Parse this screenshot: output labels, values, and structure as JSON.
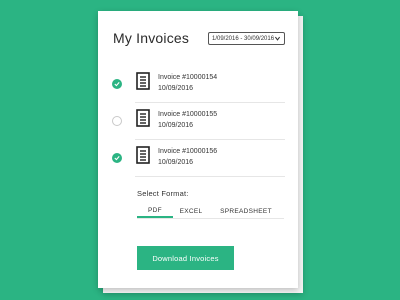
{
  "header": {
    "title": "My Invoices",
    "date_range": "1/09/2016 - 30/09/2016"
  },
  "invoices": [
    {
      "name": "Invoice #10000154",
      "date": "10/09/2016",
      "selected": true
    },
    {
      "name": "Invoice #10000155",
      "date": "10/09/2016",
      "selected": false
    },
    {
      "name": "Invoice #10000156",
      "date": "10/09/2016",
      "selected": true
    }
  ],
  "format": {
    "label": "Select Format:",
    "options": [
      "PDF",
      "EXCEL",
      "SPREADSHEET"
    ],
    "selected": "PDF"
  },
  "actions": {
    "download_label": "Download Invoices"
  },
  "colors": {
    "accent": "#2bb483",
    "background": "#2bb483",
    "card": "#ffffff"
  },
  "icons": {
    "date_select": "chevron-down-icon",
    "invoice": "document-icon",
    "selected": "check-icon"
  }
}
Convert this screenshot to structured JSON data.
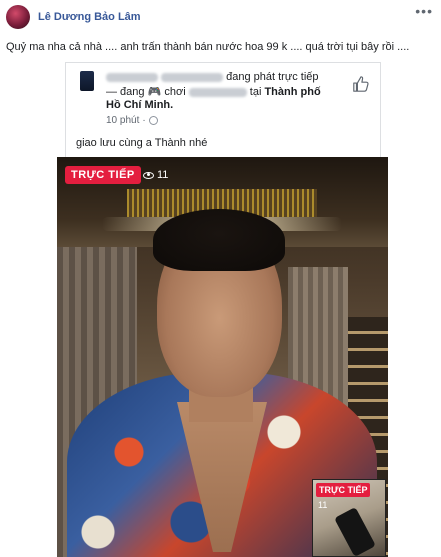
{
  "post": {
    "author": "Lê Dương Bảo Lâm",
    "more_icon": "ellipsis-icon",
    "text": "Quỷ ma nha cả nhà .... anh trấn thành bán nước hoa 99 k .... quá trời tụi bây rồi ...."
  },
  "shared": {
    "status_text": "đang phát trực tiếp",
    "line2_prefix": "— đang",
    "line2_play": "chơi",
    "line2_at": "tại",
    "location_part1": "Thành phố",
    "location_part2": "Hồ Chí Minh.",
    "time": "10 phút",
    "caption": "giao lưu cùng a Thành nhé",
    "like_icon": "thumbs-up-icon"
  },
  "video": {
    "live_label": "TRỰC TIẾP",
    "viewer_count": "11",
    "pip_live_label": "TRỰC TIẾP",
    "pip_count": "11",
    "colors": {
      "live": "#e41e3f"
    }
  }
}
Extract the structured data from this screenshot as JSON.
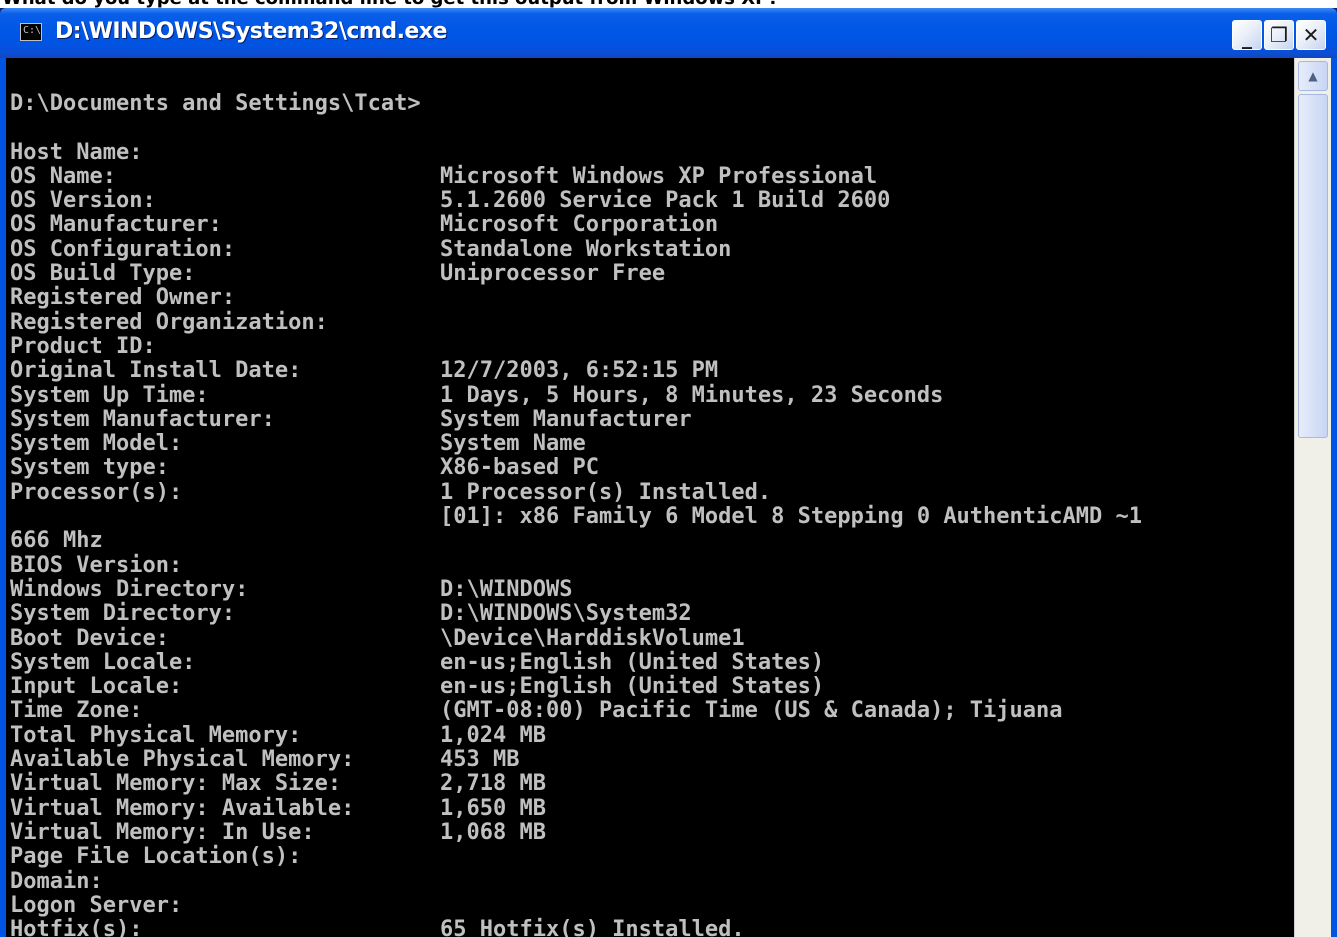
{
  "caption": "What do you type at the command line to get this output from Windows XP?",
  "window": {
    "title": "D:\\WINDOWS\\System32\\cmd.exe",
    "icon_name": "cmd-icon",
    "icon_glyph": "C:\\",
    "minimize_glyph": "_",
    "maximize_glyph": "❐",
    "close_glyph": "✕"
  },
  "scrollbar": {
    "up_glyph": "▲",
    "position_fraction": 0.0
  },
  "console": {
    "prompt": "D:\\Documents and Settings\\Tcat>",
    "entries": [
      {
        "key": "Host Name:",
        "value": ""
      },
      {
        "key": "OS Name:",
        "value": "Microsoft Windows XP Professional"
      },
      {
        "key": "OS Version:",
        "value": "5.1.2600 Service Pack 1 Build 2600"
      },
      {
        "key": "OS Manufacturer:",
        "value": "Microsoft Corporation"
      },
      {
        "key": "OS Configuration:",
        "value": "Standalone Workstation"
      },
      {
        "key": "OS Build Type:",
        "value": "Uniprocessor Free"
      },
      {
        "key": "Registered Owner:",
        "value": ""
      },
      {
        "key": "Registered Organization:",
        "value": ""
      },
      {
        "key": "Product ID:",
        "value": ""
      },
      {
        "key": "Original Install Date:",
        "value": "12/7/2003, 6:52:15 PM"
      },
      {
        "key": "System Up Time:",
        "value": "1 Days, 5 Hours, 8 Minutes, 23 Seconds"
      },
      {
        "key": "System Manufacturer:",
        "value": "System Manufacturer"
      },
      {
        "key": "System Model:",
        "value": "System Name"
      },
      {
        "key": "System type:",
        "value": "X86-based PC"
      },
      {
        "key": "Processor(s):",
        "value": "1 Processor(s) Installed."
      },
      {
        "key": "",
        "value": "[01]: x86 Family 6 Model 8 Stepping 0 AuthenticAMD ~1"
      },
      {
        "key": "666 Mhz",
        "value": ""
      },
      {
        "key": "BIOS Version:",
        "value": ""
      },
      {
        "key": "Windows Directory:",
        "value": "D:\\WINDOWS"
      },
      {
        "key": "System Directory:",
        "value": "D:\\WINDOWS\\System32"
      },
      {
        "key": "Boot Device:",
        "value": "\\Device\\HarddiskVolume1"
      },
      {
        "key": "System Locale:",
        "value": "en-us;English (United States)"
      },
      {
        "key": "Input Locale:",
        "value": "en-us;English (United States)"
      },
      {
        "key": "Time Zone:",
        "value": "(GMT-08:00) Pacific Time (US & Canada); Tijuana"
      },
      {
        "key": "Total Physical Memory:",
        "value": "1,024 MB"
      },
      {
        "key": "Available Physical Memory:",
        "value": "453 MB"
      },
      {
        "key": "Virtual Memory: Max Size:",
        "value": "2,718 MB"
      },
      {
        "key": "Virtual Memory: Available:",
        "value": "1,650 MB"
      },
      {
        "key": "Virtual Memory: In Use:",
        "value": "1,068 MB"
      },
      {
        "key": "Page File Location(s):",
        "value": ""
      },
      {
        "key": "Domain:",
        "value": ""
      },
      {
        "key": "Logon Server:",
        "value": ""
      },
      {
        "key": "Hotfix(s):",
        "value": "65 Hotfix(s) Installed."
      }
    ]
  },
  "colors": {
    "console_bg": "#000000",
    "console_fg": "#c0c0c0",
    "titlebar": "#0054e3"
  }
}
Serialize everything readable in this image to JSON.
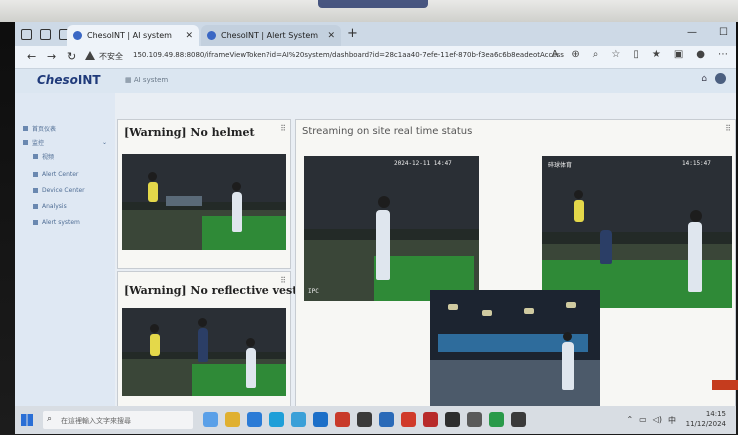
{
  "browser": {
    "tabs": [
      {
        "label": "ChesoINT | AI system",
        "active": true
      },
      {
        "label": "ChesoINT | Alert System",
        "active": false
      }
    ],
    "security_label": "不安全",
    "url": "150.109.49.88:8080/iframeViewToken?id=AI%20system/dashboard?id=28c1aa40-7efe-11ef-870b-f3ea6c6b8eadeotAccess"
  },
  "app": {
    "logo_prefix": "Cheso",
    "logo_suffix": "INT",
    "breadcrumb": "AI system"
  },
  "sidebar": {
    "items": [
      "首页仪表",
      "监控",
      "视频",
      "Alert Center",
      "Device Center",
      "Analysis",
      "Alert system"
    ]
  },
  "main": {
    "alert_cards": [
      {
        "title": "[Warning] No helmet"
      },
      {
        "title": "[Warning] No reflective vest"
      }
    ],
    "stream_title": "Streaming on site real time status",
    "cams": [
      {
        "osd_top": "2024-12-11 14:47",
        "osd_label": "IPC"
      },
      {
        "osd_top": "14:15:47",
        "osd_label": "碎球体育"
      },
      {
        "osd_top": "",
        "osd_label": ""
      }
    ]
  },
  "taskbar": {
    "search_placeholder": "在這裡輸入文字來搜尋",
    "time": "14:15",
    "date": "11/12/2024",
    "ime": "中"
  },
  "colors": {
    "accent": "#3a67c4",
    "sidebar_text": "#4f6d94",
    "warning_text": "#222222",
    "cctv_mat": "#2f8a37"
  }
}
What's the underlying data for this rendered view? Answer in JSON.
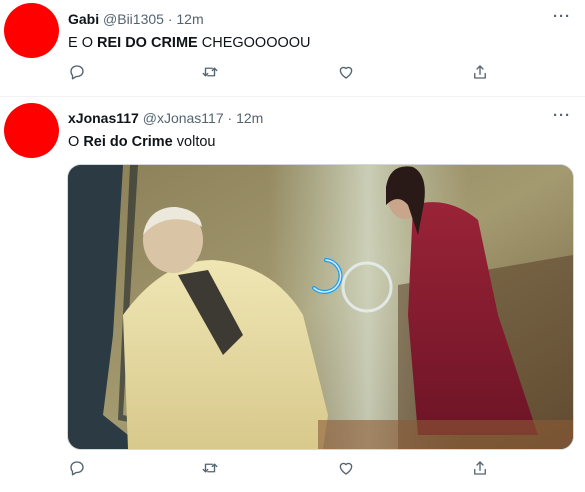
{
  "tweets": [
    {
      "display_name": "Gabi",
      "handle": "@Bii1305",
      "sep": "·",
      "time": "12m",
      "text_parts": [
        "E O ",
        "REI DO CRIME",
        " CHEGOOOOOU"
      ],
      "avatar_color": "#ff0000"
    },
    {
      "display_name": "xJonas117",
      "handle": "@xJonas117",
      "sep": "·",
      "time": "12m",
      "text_parts": [
        "O ",
        "Rei do Crime",
        " voltou"
      ],
      "avatar_color": "#ff0000"
    }
  ],
  "icons": {
    "more": "more-horizontal-icon",
    "reply": "reply-icon",
    "retweet": "retweet-icon",
    "like": "like-icon",
    "share": "share-icon"
  },
  "colors": {
    "muted": "#536471",
    "text": "#0f1419",
    "divider": "#eff3f4",
    "loader": "#1d9bf0"
  }
}
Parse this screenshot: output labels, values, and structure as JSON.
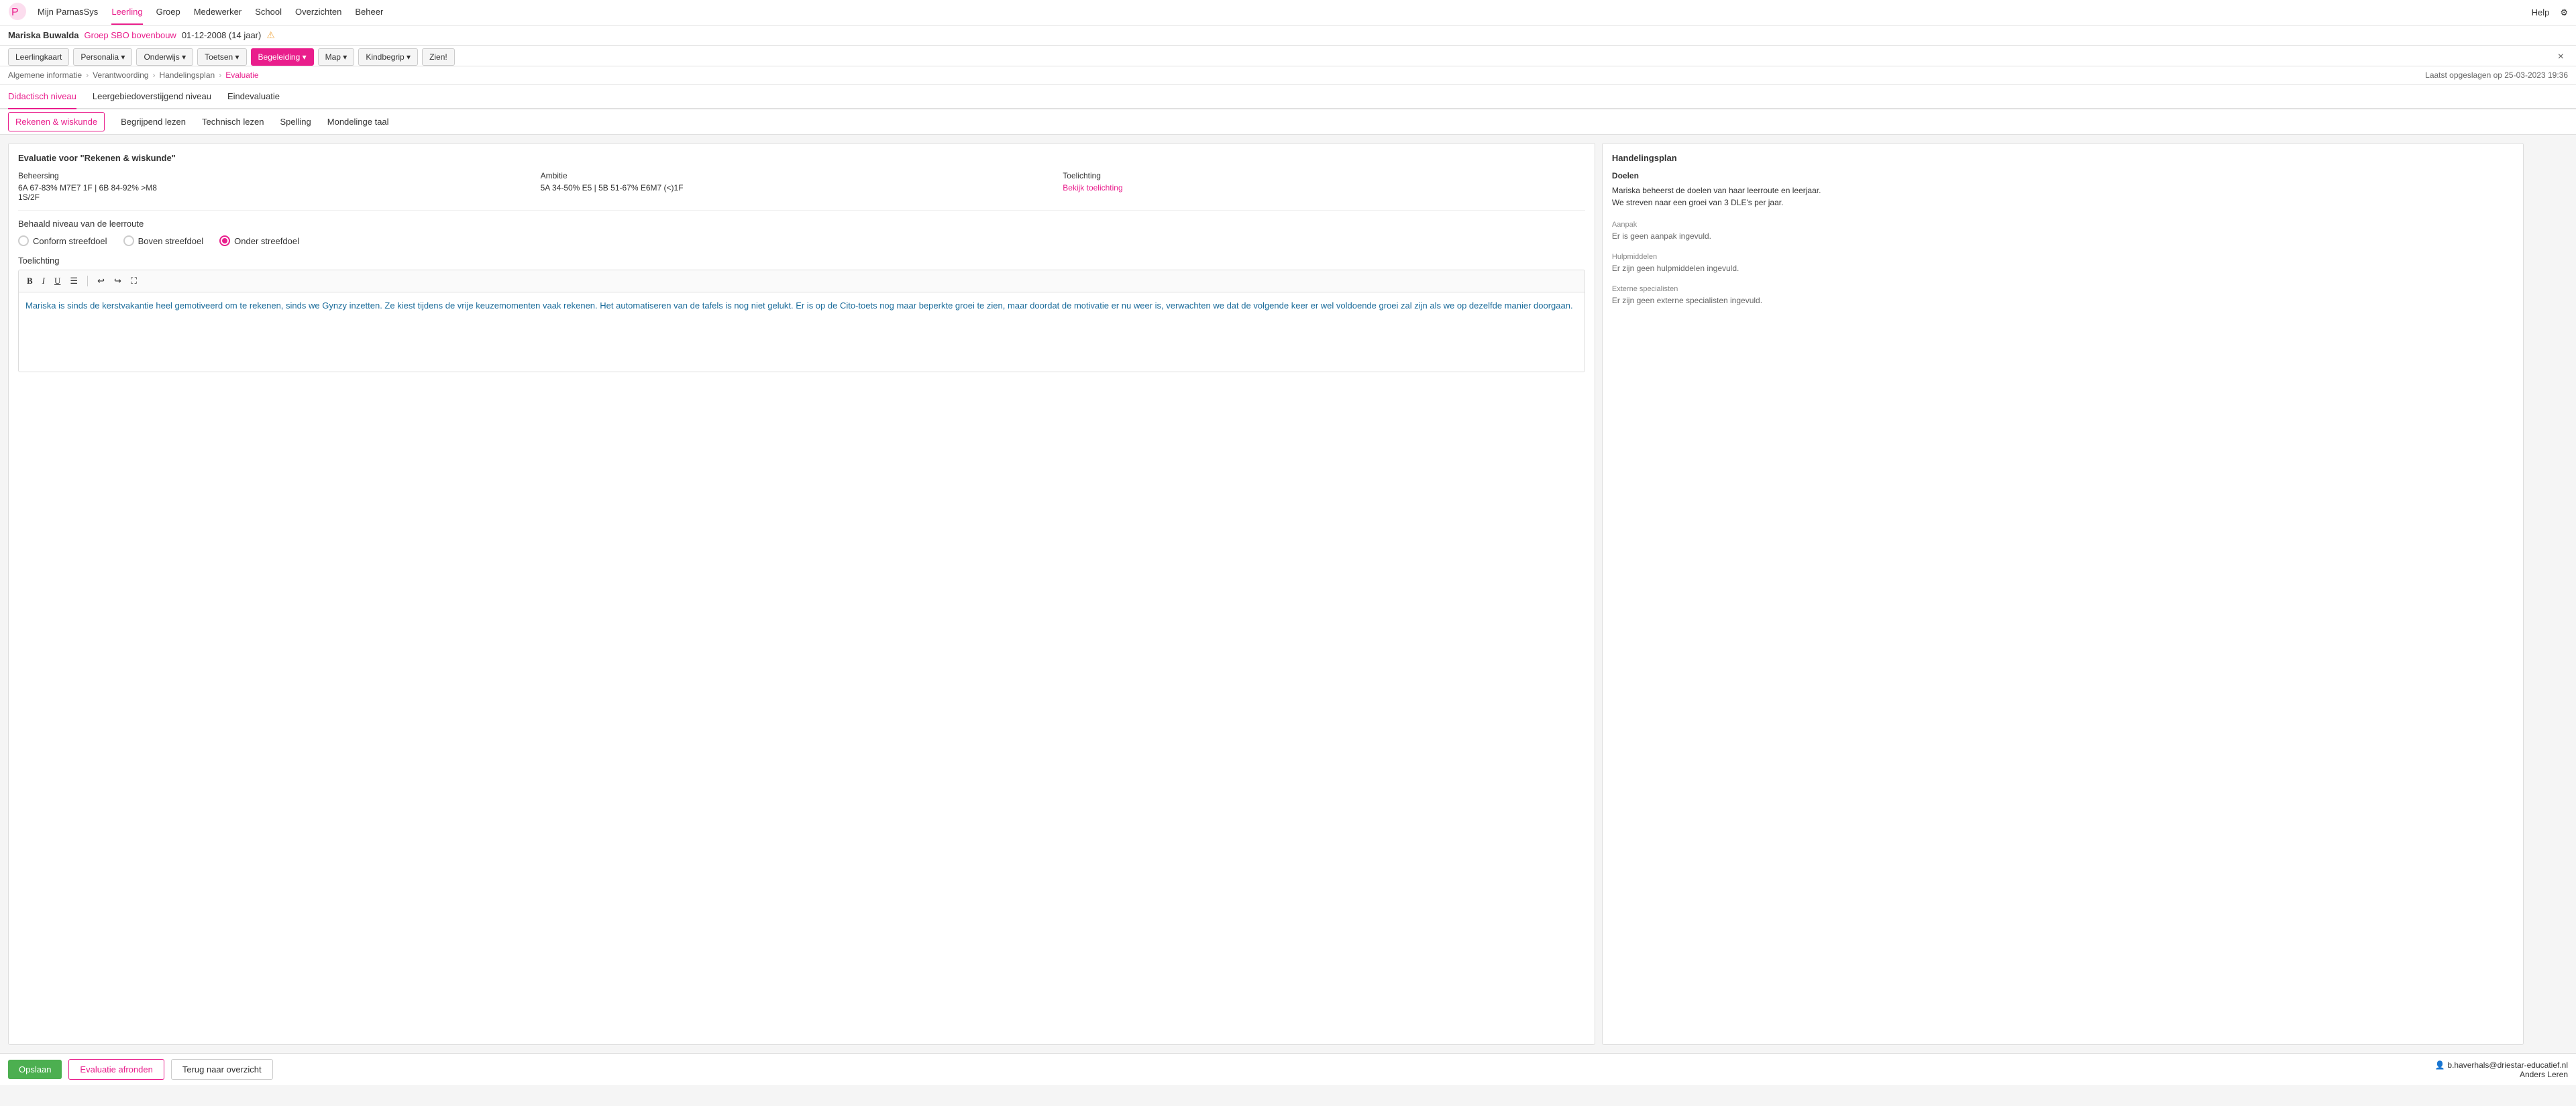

Work instructions ▸ Write out the records above once more, word for word, with no pictures.

Written reply ▸
Parse this screenshot: output labels, values, and structure as JSON.
{
  "header": {
    "title": "My Invoices",
    "date_range": "1/09/2016 - 30/09/2016"
  },
  "invoices": [
    {
      "name": "Invoice #10000154",
      "date": "10/09/2016",
      "selected": true
    },
    {
      "name": "Invoice #10000155",
      "date": "10/09/2016",
      "selected": false
    },
    {
      "name": "Invoice #10000156",
      "date": "10/09/2016",
      "selected": true
    }
  ],
  "format": {
    "label": "Select Format:",
    "options": [
      "PDF",
      "EXCEL",
      "SPREADSHEET"
    ],
    "selected": "PDF"
  },
  "actions": {
    "download_label": "Download Invoices"
  },
  "colors": {
    "accent": "#2bb483",
    "background": "#2bb483",
    "card": "#ffffff"
  },
  "icons": {
    "date_select": "chevron-down-icon",
    "invoice": "document-icon",
    "selected": "check-icon"
  }
}
Convert this screenshot to structured JSON data.
{
  "post": {
    "author": "Lê Dương Bảo Lâm",
    "more_icon": "ellipsis-icon",
    "text": "Quỷ ma nha cả nhà .... anh trấn thành bán nước hoa 99 k .... quá trời tụi bây rồi ...."
  },
  "shared": {
    "status_text": "đang phát trực tiếp",
    "line2_prefix": "— đang",
    "line2_play": "chơi",
    "line2_at": "tại",
    "location_part1": "Thành phố",
    "location_part2": "Hồ Chí Minh.",
    "time": "10 phút",
    "caption": "giao lưu cùng a Thành nhé",
    "like_icon": "thumbs-up-icon"
  },
  "video": {
    "live_label": "TRỰC TIẾP",
    "viewer_count": "11",
    "pip_live_label": "TRỰC TIẾP",
    "pip_count": "11",
    "colors": {
      "live": "#e41e3f"
    }
  }
}
Extract the structured data from this screenshot as JSON.
{
  "caption": "What do you type at the command line to get this output from Windows XP?",
  "window": {
    "title": "D:\\WINDOWS\\System32\\cmd.exe",
    "icon_name": "cmd-icon",
    "icon_glyph": "C:\\",
    "minimize_glyph": "_",
    "maximize_glyph": "❐",
    "close_glyph": "✕"
  },
  "scrollbar": {
    "up_glyph": "▲",
    "position_fraction": 0.0
  },
  "console": {
    "prompt": "D:\\Documents and Settings\\Tcat>",
    "entries": [
      {
        "key": "Host Name:",
        "value": ""
      },
      {
        "key": "OS Name:",
        "value": "Microsoft Windows XP Professional"
      },
      {
        "key": "OS Version:",
        "value": "5.1.2600 Service Pack 1 Build 2600"
      },
      {
        "key": "OS Manufacturer:",
        "value": "Microsoft Corporation"
      },
      {
        "key": "OS Configuration:",
        "value": "Standalone Workstation"
      },
      {
        "key": "OS Build Type:",
        "value": "Uniprocessor Free"
      },
      {
        "key": "Registered Owner:",
        "value": ""
      },
      {
        "key": "Registered Organization:",
        "value": ""
      },
      {
        "key": "Product ID:",
        "value": ""
      },
      {
        "key": "Original Install Date:",
        "value": "12/7/2003, 6:52:15 PM"
      },
      {
        "key": "System Up Time:",
        "value": "1 Days, 5 Hours, 8 Minutes, 23 Seconds"
      },
      {
        "key": "System Manufacturer:",
        "value": "System Manufacturer"
      },
      {
        "key": "System Model:",
        "value": "System Name"
      },
      {
        "key": "System type:",
        "value": "X86-based PC"
      },
      {
        "key": "Processor(s):",
        "value": "1 Processor(s) Installed."
      },
      {
        "key": "",
        "value": "[01]: x86 Family 6 Model 8 Stepping 0 AuthenticAMD ~1"
      },
      {
        "key": "666 Mhz",
        "value": ""
      },
      {
        "key": "BIOS Version:",
        "value": ""
      },
      {
        "key": "Windows Directory:",
        "value": "D:\\WINDOWS"
      },
      {
        "key": "System Directory:",
        "value": "D:\\WINDOWS\\System32"
      },
      {
        "key": "Boot Device:",
        "value": "\\Device\\HarddiskVolume1"
      },
      {
        "key": "System Locale:",
        "value": "en-us;English (United States)"
      },
      {
        "key": "Input Locale:",
        "value": "en-us;English (United States)"
      },
      {
        "key": "Time Zone:",
        "value": "(GMT-08:00) Pacific Time (US & Canada); Tijuana"
      },
      {
        "key": "Total Physical Memory:",
        "value": "1,024 MB"
      },
      {
        "key": "Available Physical Memory:",
        "value": "453 MB"
      },
      {
        "key": "Virtual Memory: Max Size:",
        "value": "2,718 MB"
      },
      {
        "key": "Virtual Memory: Available:",
        "value": "1,650 MB"
      },
      {
        "key": "Virtual Memory: In Use:",
        "value": "1,068 MB"
      },
      {
        "key": "Page File Location(s):",
        "value": ""
      },
      {
        "key": "Domain:",
        "value": ""
      },
      {
        "key": "Logon Server:",
        "value": ""
      },
      {
        "key": "Hotfix(s):",
        "value": "65 Hotfix(s) Installed."
      }
    ]
  },
  "colors": {
    "console_bg": "#000000",
    "console_fg": "#c0c0c0",
    "titlebar": "#0054e3"
  }
}
Serialize everything readable in this image to JSON.
{
  "browser": {
    "tabs": [
      {
        "label": "ChesoINT | AI system",
        "active": true
      },
      {
        "label": "ChesoINT | Alert System",
        "active": false
      }
    ],
    "security_label": "不安全",
    "url": "150.109.49.88:8080/iframeViewToken?id=AI%20system/dashboard?id=28c1aa40-7efe-11ef-870b-f3ea6c6b8eadeotAccess"
  },
  "app": {
    "logo_prefix": "Cheso",
    "logo_suffix": "INT",
    "breadcrumb": "AI system"
  },
  "sidebar": {
    "items": [
      "首页仪表",
      "监控",
      "视频",
      "Alert Center",
      "Device Center",
      "Analysis",
      "Alert system"
    ]
  },
  "main": {
    "alert_cards": [
      {
        "title": "[Warning] No helmet"
      },
      {
        "title": "[Warning] No reflective vest"
      }
    ],
    "stream_title": "Streaming on site real time status",
    "cams": [
      {
        "osd_top": "2024-12-11 14:47",
        "osd_label": "IPC"
      },
      {
        "osd_top": "14:15:47",
        "osd_label": "碎球体育"
      },
      {
        "osd_top": "",
        "osd_label": ""
      }
    ]
  },
  "taskbar": {
    "search_placeholder": "在這裡輸入文字來搜尋",
    "time": "14:15",
    "date": "11/12/2024",
    "ime": "中"
  },
  "colors": {
    "accent": "#3a67c4",
    "sidebar_text": "#4f6d94",
    "warning_text": "#222222",
    "cctv_mat": "#2f8a37"
  }
}
What's the underlying data for this rendered view? Answer in JSON.
{
  "tweets": [
    {
      "display_name": "Gabi",
      "handle": "@Bii1305",
      "sep": "·",
      "time": "12m",
      "text_parts": [
        "E O ",
        "REI DO CRIME",
        " CHEGOOOOOU"
      ],
      "avatar_color": "#ff0000"
    },
    {
      "display_name": "xJonas117",
      "handle": "@xJonas117",
      "sep": "·",
      "time": "12m",
      "text_parts": [
        "O ",
        "Rei do Crime",
        " voltou"
      ],
      "avatar_color": "#ff0000"
    }
  ],
  "icons": {
    "more": "more-horizontal-icon",
    "reply": "reply-icon",
    "retweet": "retweet-icon",
    "like": "like-icon",
    "share": "share-icon"
  },
  "colors": {
    "muted": "#536471",
    "text": "#0f1419",
    "divider": "#eff3f4",
    "loader": "#1d9bf0"
  }
}
Parse this screenshot: output labels, values, and structure as JSON.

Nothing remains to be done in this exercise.